▶ Problem requirements
Copy all records verbatim.

· · · · ·

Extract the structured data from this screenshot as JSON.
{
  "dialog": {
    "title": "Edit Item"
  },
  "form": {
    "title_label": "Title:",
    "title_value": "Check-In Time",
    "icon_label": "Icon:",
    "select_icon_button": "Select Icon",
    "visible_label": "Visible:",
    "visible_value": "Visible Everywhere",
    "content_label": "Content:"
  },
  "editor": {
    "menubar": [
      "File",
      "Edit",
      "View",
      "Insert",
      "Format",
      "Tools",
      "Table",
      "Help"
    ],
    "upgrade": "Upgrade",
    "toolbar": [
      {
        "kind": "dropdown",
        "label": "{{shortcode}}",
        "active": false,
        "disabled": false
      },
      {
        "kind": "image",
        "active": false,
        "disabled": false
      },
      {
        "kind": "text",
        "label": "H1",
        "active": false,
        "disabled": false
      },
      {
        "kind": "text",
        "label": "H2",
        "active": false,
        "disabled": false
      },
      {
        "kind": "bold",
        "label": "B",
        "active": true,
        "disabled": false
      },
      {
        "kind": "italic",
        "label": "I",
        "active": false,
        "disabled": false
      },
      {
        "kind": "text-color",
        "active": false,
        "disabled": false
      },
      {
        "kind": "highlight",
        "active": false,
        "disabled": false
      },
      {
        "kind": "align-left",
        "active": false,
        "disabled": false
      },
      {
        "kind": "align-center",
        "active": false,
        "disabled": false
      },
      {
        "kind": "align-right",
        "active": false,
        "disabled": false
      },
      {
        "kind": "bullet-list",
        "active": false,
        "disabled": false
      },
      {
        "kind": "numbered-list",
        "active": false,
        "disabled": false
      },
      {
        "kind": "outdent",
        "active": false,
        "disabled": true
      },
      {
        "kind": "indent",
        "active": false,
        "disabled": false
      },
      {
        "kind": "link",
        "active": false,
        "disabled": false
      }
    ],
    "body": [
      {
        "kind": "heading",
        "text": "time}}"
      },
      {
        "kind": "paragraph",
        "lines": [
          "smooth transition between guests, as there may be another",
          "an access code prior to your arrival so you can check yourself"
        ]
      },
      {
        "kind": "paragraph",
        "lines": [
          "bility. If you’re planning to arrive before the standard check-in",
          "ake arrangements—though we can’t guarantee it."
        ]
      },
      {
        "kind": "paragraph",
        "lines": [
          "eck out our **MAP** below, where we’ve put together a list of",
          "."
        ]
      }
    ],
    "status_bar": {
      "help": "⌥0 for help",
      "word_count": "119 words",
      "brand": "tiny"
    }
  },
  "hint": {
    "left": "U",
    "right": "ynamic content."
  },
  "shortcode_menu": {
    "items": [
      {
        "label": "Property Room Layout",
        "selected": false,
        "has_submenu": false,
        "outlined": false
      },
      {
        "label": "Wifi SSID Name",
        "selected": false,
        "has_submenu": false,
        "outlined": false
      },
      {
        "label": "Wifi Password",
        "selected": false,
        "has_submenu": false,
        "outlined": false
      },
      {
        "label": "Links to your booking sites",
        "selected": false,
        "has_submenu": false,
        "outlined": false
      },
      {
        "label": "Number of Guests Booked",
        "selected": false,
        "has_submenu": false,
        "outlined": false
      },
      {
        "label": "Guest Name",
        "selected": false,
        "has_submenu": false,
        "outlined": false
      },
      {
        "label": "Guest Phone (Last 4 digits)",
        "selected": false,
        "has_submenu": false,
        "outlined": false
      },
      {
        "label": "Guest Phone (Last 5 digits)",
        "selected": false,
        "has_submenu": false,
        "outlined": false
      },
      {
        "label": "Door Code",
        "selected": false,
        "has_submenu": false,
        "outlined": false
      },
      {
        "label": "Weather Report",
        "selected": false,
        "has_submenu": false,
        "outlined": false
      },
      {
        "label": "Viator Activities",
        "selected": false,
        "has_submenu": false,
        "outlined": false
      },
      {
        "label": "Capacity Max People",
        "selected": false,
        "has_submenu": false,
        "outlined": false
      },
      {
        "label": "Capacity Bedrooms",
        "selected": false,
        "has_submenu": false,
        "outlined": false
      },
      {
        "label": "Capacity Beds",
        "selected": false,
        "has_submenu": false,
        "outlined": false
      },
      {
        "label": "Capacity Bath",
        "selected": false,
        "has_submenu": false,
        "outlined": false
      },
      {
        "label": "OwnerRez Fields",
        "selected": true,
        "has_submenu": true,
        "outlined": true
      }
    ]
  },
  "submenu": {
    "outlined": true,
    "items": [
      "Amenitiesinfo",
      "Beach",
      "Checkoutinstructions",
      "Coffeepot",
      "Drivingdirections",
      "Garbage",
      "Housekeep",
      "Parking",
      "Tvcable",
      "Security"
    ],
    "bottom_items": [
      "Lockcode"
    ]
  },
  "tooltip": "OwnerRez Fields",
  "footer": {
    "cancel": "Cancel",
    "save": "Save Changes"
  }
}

· · · · ·

▶ Written answer
Extract the structured data from this screenshot as JSON.
{
  "dialog": {
    "title": "Edit Item"
  },
  "form": {
    "title_label": "Title:",
    "title_value": "Check-In Time",
    "icon_label": "Icon:",
    "select_icon_button": "Select Icon",
    "visible_label": "Visible:",
    "visible_value": "Visible Everywhere",
    "content_label": "Content:"
  },
  "editor": {
    "menubar": [
      "File",
      "Edit",
      "View",
      "Insert",
      "Format",
      "Tools",
      "Table",
      "Help"
    ],
    "upgrade": "Upgrade",
    "toolbar": [
      {
        "kind": "dropdown",
        "label": "{{shortcode}}",
        "active": false,
        "disabled": false
      },
      {
        "kind": "image",
        "active": false,
        "disabled": false
      },
      {
        "kind": "text",
        "label": "H1",
        "active": false,
        "disabled": false
      },
      {
        "kind": "text",
        "label": "H2",
        "active": false,
        "disabled": false
      },
      {
        "kind": "bold",
        "label": "B",
        "active": true,
        "disabled": false
      },
      {
        "kind": "italic",
        "label": "I",
        "active": false,
        "disabled": false
      },
      {
        "kind": "text-color",
        "active": false,
        "disabled": false
      },
      {
        "kind": "highlight",
        "active": false,
        "disabled": false
      },
      {
        "kind": "align-left",
        "active": false,
        "disabled": false
      },
      {
        "kind": "align-center",
        "active": false,
        "disabled": false
      },
      {
        "kind": "align-right",
        "active": false,
        "disabled": false
      },
      {
        "kind": "bullet-list",
        "active": false,
        "disabled": false
      },
      {
        "kind": "numbered-list",
        "active": false,
        "disabled": false
      },
      {
        "kind": "outdent",
        "active": false,
        "disabled": true
      },
      {
        "kind": "indent",
        "active": false,
        "disabled": false
      },
      {
        "kind": "link",
        "active": false,
        "disabled": false
      }
    ],
    "body": [
      {
        "kind": "heading",
        "text": "time}}"
      },
      {
        "kind": "paragraph",
        "lines": [
          "smooth transition between guests, as there may be another",
          "an access code prior to your arrival so you can check yourself"
        ]
      },
      {
        "kind": "paragraph",
        "lines": [
          "bility. If you’re planning to arrive before the standard check-in",
          "ake arrangements—though we can’t guarantee it."
        ]
      },
      {
        "kind": "paragraph",
        "lines": [
          "eck out our **MAP** below, where we’ve put together a list of",
          "."
        ]
      }
    ],
    "status_bar": {
      "help": "⌥0 for help",
      "word_count": "119 words",
      "brand": "tiny"
    }
  },
  "hint": {
    "left": "U",
    "right": "ynamic content."
  },
  "shortcode_menu": {
    "items": [
      {
        "label": "Property Room Layout",
        "selected": false,
        "has_submenu": false,
        "outlined": false
      },
      {
        "label": "Wifi SSID Name",
        "selected": false,
        "has_submenu": false,
        "outlined": false
      },
      {
        "label": "Wifi Password",
        "selected": false,
        "has_submenu": false,
        "outlined": false
      },
      {
        "label": "Links to your booking sites",
        "selected": false,
        "has_submenu": false,
        "outlined": false
      },
      {
        "label": "Number of Guests Booked",
        "selected": false,
        "has_submenu": false,
        "outlined": false
      },
      {
        "label": "Guest Name",
        "selected": false,
        "has_submenu": false,
        "outlined": false
      },
      {
        "label": "Guest Phone (Last 4 digits)",
        "selected": false,
        "has_submenu": false,
        "outlined": false
      },
      {
        "label": "Guest Phone (Last 5 digits)",
        "selected": false,
        "has_submenu": false,
        "outlined": false
      },
      {
        "label": "Door Code",
        "selected": false,
        "has_submenu": false,
        "outlined": false
      },
      {
        "label": "Weather Report",
        "selected": false,
        "has_submenu": false,
        "outlined": false
      },
      {
        "label": "Viator Activities",
        "selected": false,
        "has_submenu": false,
        "outlined": false
      },
      {
        "label": "Capacity Max People",
        "selected": false,
        "has_submenu": false,
        "outlined": false
      },
      {
        "label": "Capacity Bedrooms",
        "selected": false,
        "has_submenu": false,
        "outlined": false
      },
      {
        "label": "Capacity Beds",
        "selected": false,
        "has_submenu": false,
        "outlined": false
      },
      {
        "label": "Capacity Bath",
        "selected": false,
        "has_submenu": false,
        "outlined": false
      },
      {
        "label": "OwnerRez Fields",
        "selected": true,
        "has_submenu": true,
        "outlined": true
      }
    ]
  },
  "submenu": {
    "outlined": true,
    "items": [
      "Amenitiesinfo",
      "Beach",
      "Checkoutinstructions",
      "Coffeepot",
      "Drivingdirections",
      "Garbage",
      "Housekeep",
      "Parking",
      "Tvcable",
      "Security"
    ],
    "bottom_items": [
      "Lockcode"
    ]
  },
  "tooltip": "OwnerRez Fields",
  "footer": {
    "cancel": "Cancel",
    "save": "Save Changes"
  }
}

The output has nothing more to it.